Task goal:
Determine which lines of the records include the word "磁性笔能开发智力", and copy them.

Records provided:
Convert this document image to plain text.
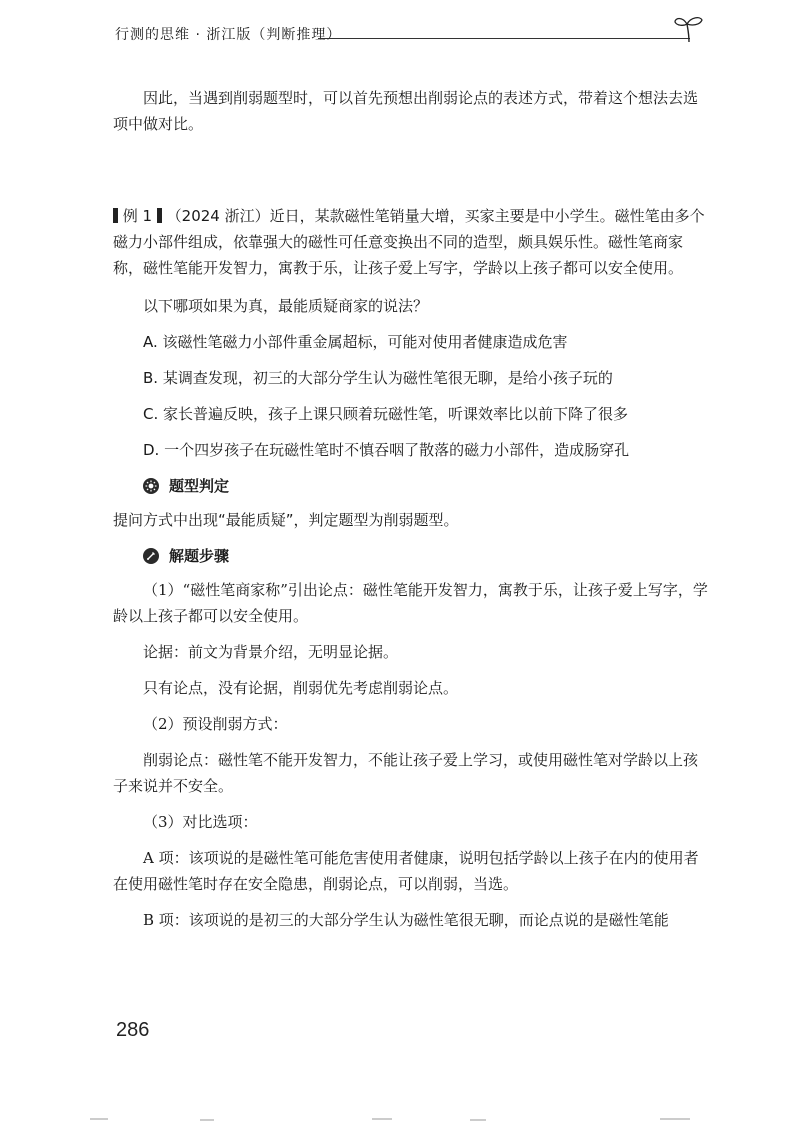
行测的思维 · 浙江版（判断推理）

因此，当遇到削弱题型时，可以首先预想出削弱论点的表述方式，带着这个想法去选项中做对比。

例 1 （2024 浙江）近日，某款磁性笔销量大增，买家主要是中小学生。磁性笔由多个磁力小部件组成，依靠强大的磁性可任意变换出不同的造型，颇具娱乐性。磁性笔商家称，磁性笔能开发智力，寓教于乐，让孩子爱上写字，学龄以上孩子都可以安全使用。

以下哪项如果为真，最能质疑商家的说法？

A. 该磁性笔磁力小部件重金属超标，可能对使用者健康造成危害

B. 某调查发现，初三的大部分学生认为磁性笔很无聊，是给小孩子玩的

C. 家长普遍反映，孩子上课只顾着玩磁性笔，听课效率比以前下降了很多

D. 一个四岁孩子在玩磁性笔时不慎吞咽了散落的磁力小部件，造成肠穿孔

题型判定

提问方式中出现“最能质疑”，判定题型为削弱题型。

解题步骤

（1）“磁性笔商家称”引出论点：磁性笔能开发智力，寓教于乐，让孩子爱上写字，学龄以上孩子都可以安全使用。

论据：前文为背景介绍，无明显论据。

只有论点，没有论据，削弱优先考虑削弱论点。

（2）预设削弱方式：

削弱论点：磁性笔不能开发智力，不能让孩子爱上学习，或使用磁性笔对学龄以上孩子来说并不安全。

（3）对比选项：

A 项：该项说的是磁性笔可能危害使用者健康，说明包括学龄以上孩子在内的使用者在使用磁性笔时存在安全隐患，削弱论点，可以削弱，当选。

B 项：该项说的是初三的大部分学生认为磁性笔很无聊，而论点说的是磁性笔能

286
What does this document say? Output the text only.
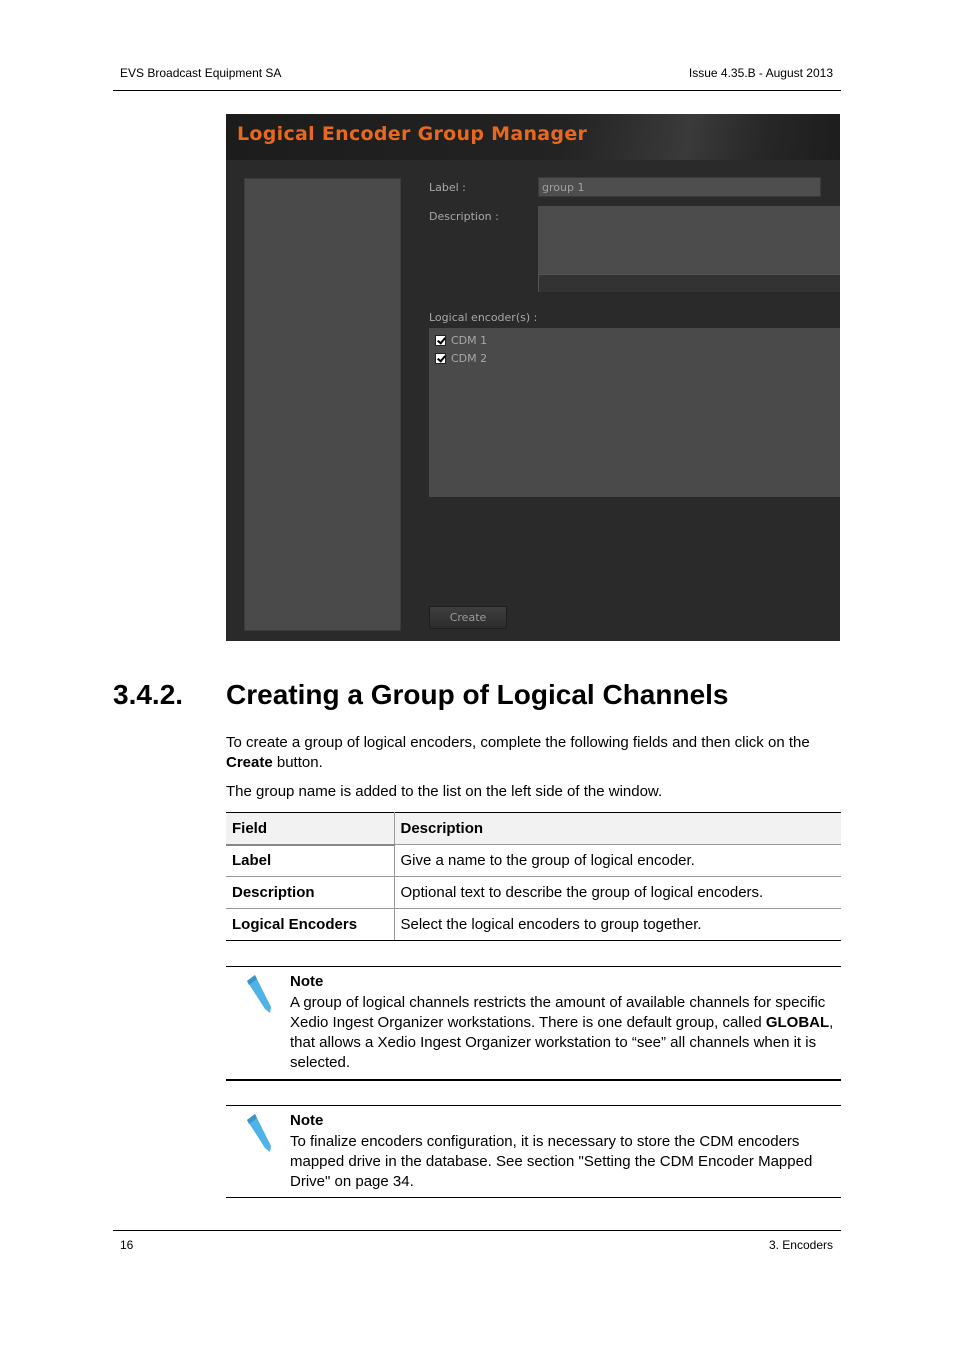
EVS Broadcast Equipment SA	Issue 4.35.B - August 2013
Logical Encoder Group Manager
Label :	group 1
Description :
Logical encoder(s) :
CDM 1
CDM 2
Create
3.4.2. Creating a Group of Logical Channels
To create a group of logical encoders, complete the following fields and then click on the
Create button.
The group name is added to the list on the left side of the window.
Field	Description
Label	Give a name to the group of logical encoder.
Description	Optional text to describe the group of logical encoders.
Logical Encoders	Select the logical encoders to group together.
Note
A group of logical channels restricts the amount of available channels for specific Xedio Ingest Organizer workstations. There is one default group, called GLOBAL, that allows a Xedio Ingest Organizer workstation to “see” all channels when it is selected.
Note
To finalize encoders configuration, it is necessary to store the CDM encoders mapped drive in the database. See section "Setting the CDM Encoder Mapped Drive" on page 34.
16	3. Encoders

Solution below:
例 1 （2024 浙江）近日，某款磁性笔销量大增，买家主要是中小学生。磁性笔由多个磁力小部件组成，依靠强大的磁性可任意变换出不同的造型，颇具娱乐性。磁性笔商家称，磁性笔能开发智力，寓教于乐，让孩子爱上写字，学龄以上孩子都可以安全使用。
（1）“磁性笔商家称”引出论点：磁性笔能开发智力，寓教于乐，让孩子爱上写字，学龄以上孩子都可以安全使用。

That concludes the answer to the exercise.